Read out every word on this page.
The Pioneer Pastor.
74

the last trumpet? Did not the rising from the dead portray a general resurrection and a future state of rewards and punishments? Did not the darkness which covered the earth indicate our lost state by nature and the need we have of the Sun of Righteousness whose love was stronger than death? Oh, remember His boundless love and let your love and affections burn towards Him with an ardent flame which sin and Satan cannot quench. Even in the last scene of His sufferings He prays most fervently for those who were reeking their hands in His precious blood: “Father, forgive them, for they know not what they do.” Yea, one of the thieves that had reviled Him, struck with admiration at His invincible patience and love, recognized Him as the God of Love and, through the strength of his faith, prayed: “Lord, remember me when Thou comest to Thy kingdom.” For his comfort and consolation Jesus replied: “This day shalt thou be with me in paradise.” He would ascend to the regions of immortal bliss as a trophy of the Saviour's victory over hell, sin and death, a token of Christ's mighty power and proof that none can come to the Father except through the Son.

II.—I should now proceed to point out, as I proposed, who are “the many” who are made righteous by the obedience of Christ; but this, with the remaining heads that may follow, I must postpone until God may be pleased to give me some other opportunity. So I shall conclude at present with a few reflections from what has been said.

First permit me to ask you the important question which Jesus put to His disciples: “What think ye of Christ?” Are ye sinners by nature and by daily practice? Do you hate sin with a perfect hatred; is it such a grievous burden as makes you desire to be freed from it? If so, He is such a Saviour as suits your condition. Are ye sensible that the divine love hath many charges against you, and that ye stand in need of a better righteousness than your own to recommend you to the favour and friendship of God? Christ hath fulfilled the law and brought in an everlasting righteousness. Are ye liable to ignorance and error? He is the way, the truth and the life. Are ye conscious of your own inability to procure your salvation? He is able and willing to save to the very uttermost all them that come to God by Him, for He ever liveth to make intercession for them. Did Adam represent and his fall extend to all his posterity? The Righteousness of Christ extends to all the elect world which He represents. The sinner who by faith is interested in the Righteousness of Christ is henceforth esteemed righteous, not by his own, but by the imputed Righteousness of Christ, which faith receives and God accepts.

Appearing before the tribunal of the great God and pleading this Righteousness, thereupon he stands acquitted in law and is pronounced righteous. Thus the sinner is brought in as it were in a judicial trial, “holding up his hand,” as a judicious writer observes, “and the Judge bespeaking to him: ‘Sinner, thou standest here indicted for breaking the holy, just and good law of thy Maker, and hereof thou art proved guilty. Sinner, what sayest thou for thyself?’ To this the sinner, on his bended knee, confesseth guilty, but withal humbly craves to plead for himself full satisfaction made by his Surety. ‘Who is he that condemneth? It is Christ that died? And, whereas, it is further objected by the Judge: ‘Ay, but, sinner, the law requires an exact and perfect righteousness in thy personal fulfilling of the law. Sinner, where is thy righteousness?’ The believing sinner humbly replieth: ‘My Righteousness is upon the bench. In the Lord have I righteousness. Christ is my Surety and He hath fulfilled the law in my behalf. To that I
┄┄┄┄┄┄┄┄┄┄
● **WRITTEN PROBLEM**
All of the entries above must be quoted exactly.

● **RESULT**
Read out every word on this page.
The Pioneer Pastor.
74

the last trumpet? Did not the rising from the dead portray a general resurrection and a future state of rewards and punishments? Did not the darkness which covered the earth indicate our lost state by nature and the need we have of the Sun of Righteousness whose love was stronger than death? Oh, remember His boundless love and let your love and affections burn towards Him with an ardent flame which sin and Satan cannot quench. Even in the last scene of His sufferings He prays most fervently for those who were reeking their hands in His precious blood: “Father, forgive them, for they know not what they do.” Yea, one of the thieves that had reviled Him, struck with admiration at His invincible patience and love, recognized Him as the God of Love and, through the strength of his faith, prayed: “Lord, remember me when Thou comest to Thy kingdom.” For his comfort and consolation Jesus replied: “This day shalt thou be with me in paradise.” He would ascend to the regions of immortal bliss as a trophy of the Saviour's victory over hell, sin and death, a token of Christ's mighty power and proof that none can come to the Father except through the Son.

II.—I should now proceed to point out, as I proposed, who are “the many” who are made righteous by the obedience of Christ; but this, with the remaining heads that may follow, I must postpone until God may be pleased to give me some other opportunity. So I shall conclude at present with a few reflections from what has been said.

First permit me to ask you the important question which Jesus put to His disciples: “What think ye of Christ?” Are ye sinners by nature and by daily practice? Do you hate sin with a perfect hatred; is it such a grievous burden as makes you desire to be freed from it? If so, He is such a Saviour as suits your condition. Are ye sensible that the divine love hath many charges against you, and that ye stand in need of a better righteousness than your own to recommend you to the favour and friendship of God? Christ hath fulfilled the law and brought in an everlasting righteousness. Are ye liable to ignorance and error? He is the way, the truth and the life. Are ye conscious of your own inability to procure your salvation? He is able and willing to save to the very uttermost all them that come to God by Him, for He ever liveth to make intercession for them. Did Adam represent and his fall extend to all his posterity? The Righteousness of Christ extends to all the elect world which He represents. The sinner who by faith is interested in the Righteousness of Christ is henceforth esteemed righteous, not by his own, but by the imputed Righteousness of Christ, which faith receives and God accepts.

Appearing before the tribunal of the great God and pleading this Righteousness, thereupon he stands acquitted in law and is pronounced righteous. Thus the sinner is brought in as it were in a judicial trial, “holding up his hand,” as a judicious writer observes, “and the Judge bespeaking to him: ‘Sinner, thou standest here indicted for breaking the holy, just and good law of thy Maker, and hereof thou art proved guilty. Sinner, what sayest thou for thyself?’ To this the sinner, on his bended knee, confesseth guilty, but withal humbly craves to plead for himself full satisfaction made by his Surety. ‘Who is he that condemneth? It is Christ that died? And, whereas, it is further objected by the Judge: ‘Ay, but, sinner, the law requires an exact and perfect righteousness in thy personal fulfilling of the law. Sinner, where is thy righteousness?’ The believing sinner humbly replieth: ‘My Righteousness is upon the bench. In the Lord have I righteousness. Christ is my Surety and He hath fulfilled the law in my behalf. To that I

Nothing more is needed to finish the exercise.